• _TO DO_: Copy each line from the data that has the word "table" in it.
START DATASET ENTRIES
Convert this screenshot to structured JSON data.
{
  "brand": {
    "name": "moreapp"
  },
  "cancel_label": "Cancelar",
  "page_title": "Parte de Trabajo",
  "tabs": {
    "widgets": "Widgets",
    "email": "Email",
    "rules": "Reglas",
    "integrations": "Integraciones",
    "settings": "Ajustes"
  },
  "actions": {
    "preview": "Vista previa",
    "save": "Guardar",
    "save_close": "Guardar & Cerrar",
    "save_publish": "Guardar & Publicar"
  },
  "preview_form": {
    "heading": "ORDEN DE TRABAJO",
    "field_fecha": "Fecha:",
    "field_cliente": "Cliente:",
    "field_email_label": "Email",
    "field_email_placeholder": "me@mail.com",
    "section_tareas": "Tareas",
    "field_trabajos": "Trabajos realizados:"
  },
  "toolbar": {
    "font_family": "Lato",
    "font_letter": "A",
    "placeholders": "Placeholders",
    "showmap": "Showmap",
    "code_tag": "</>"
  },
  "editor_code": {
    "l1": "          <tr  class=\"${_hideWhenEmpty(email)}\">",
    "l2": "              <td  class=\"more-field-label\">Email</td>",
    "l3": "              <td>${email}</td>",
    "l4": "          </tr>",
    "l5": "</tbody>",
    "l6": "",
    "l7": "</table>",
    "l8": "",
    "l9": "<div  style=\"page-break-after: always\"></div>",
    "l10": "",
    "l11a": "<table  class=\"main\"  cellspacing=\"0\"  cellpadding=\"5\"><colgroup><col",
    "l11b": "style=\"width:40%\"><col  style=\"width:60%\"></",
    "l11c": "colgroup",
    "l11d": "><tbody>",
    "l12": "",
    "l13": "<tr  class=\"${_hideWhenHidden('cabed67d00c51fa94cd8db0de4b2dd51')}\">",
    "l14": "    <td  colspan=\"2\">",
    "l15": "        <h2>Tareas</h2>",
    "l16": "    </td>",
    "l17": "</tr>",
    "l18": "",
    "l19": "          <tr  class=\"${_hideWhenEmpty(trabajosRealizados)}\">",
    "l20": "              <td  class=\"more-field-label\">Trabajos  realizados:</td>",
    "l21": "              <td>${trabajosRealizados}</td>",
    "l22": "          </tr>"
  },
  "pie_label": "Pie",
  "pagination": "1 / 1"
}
END DATASET ENTRIES
• _WRITTEN SOLUTION_:
    "l7": "</table>",
    "l11a": "<table  class=\"main\"  cellspacing=\"0\"  cellpadding=\"5\"><colgroup><col",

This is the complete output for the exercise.